Pick out each line of the material that contains the string "icon", matching case exactly, and copy those lines.

── RAW RECORDS

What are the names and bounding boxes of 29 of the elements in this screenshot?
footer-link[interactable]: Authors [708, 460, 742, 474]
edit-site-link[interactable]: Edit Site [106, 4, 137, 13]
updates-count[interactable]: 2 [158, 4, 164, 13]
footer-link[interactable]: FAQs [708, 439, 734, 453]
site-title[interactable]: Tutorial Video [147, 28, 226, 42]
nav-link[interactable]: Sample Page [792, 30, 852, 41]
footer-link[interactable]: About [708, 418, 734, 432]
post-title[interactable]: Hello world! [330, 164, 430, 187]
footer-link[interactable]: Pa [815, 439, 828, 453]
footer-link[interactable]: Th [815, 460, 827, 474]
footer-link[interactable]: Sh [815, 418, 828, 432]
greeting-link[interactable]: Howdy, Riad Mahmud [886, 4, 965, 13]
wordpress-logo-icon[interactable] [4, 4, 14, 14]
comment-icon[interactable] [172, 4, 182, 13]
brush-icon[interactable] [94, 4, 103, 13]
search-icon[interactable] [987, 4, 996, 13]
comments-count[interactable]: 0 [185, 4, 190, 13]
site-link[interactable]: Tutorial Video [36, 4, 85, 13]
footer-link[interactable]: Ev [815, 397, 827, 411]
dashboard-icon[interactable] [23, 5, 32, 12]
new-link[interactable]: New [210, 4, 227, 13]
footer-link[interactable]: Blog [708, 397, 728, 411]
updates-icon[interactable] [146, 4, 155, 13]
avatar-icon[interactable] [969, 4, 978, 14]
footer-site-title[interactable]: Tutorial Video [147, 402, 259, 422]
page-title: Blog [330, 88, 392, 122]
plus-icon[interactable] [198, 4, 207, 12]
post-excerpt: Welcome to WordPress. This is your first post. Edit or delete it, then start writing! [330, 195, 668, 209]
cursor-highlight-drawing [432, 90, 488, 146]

────

RIGHT ANSWER:
wordpress-logo-icon[interactable] [4, 4, 14, 14]
comment-icon[interactable] [172, 4, 182, 13]
brush-icon[interactable] [94, 4, 103, 13]
search-icon[interactable] [987, 4, 996, 13]
dashboard-icon[interactable] [23, 5, 32, 12]
updates-icon[interactable] [146, 4, 155, 13]
avatar-icon[interactable] [969, 4, 978, 14]
plus-icon[interactable] [198, 4, 207, 12]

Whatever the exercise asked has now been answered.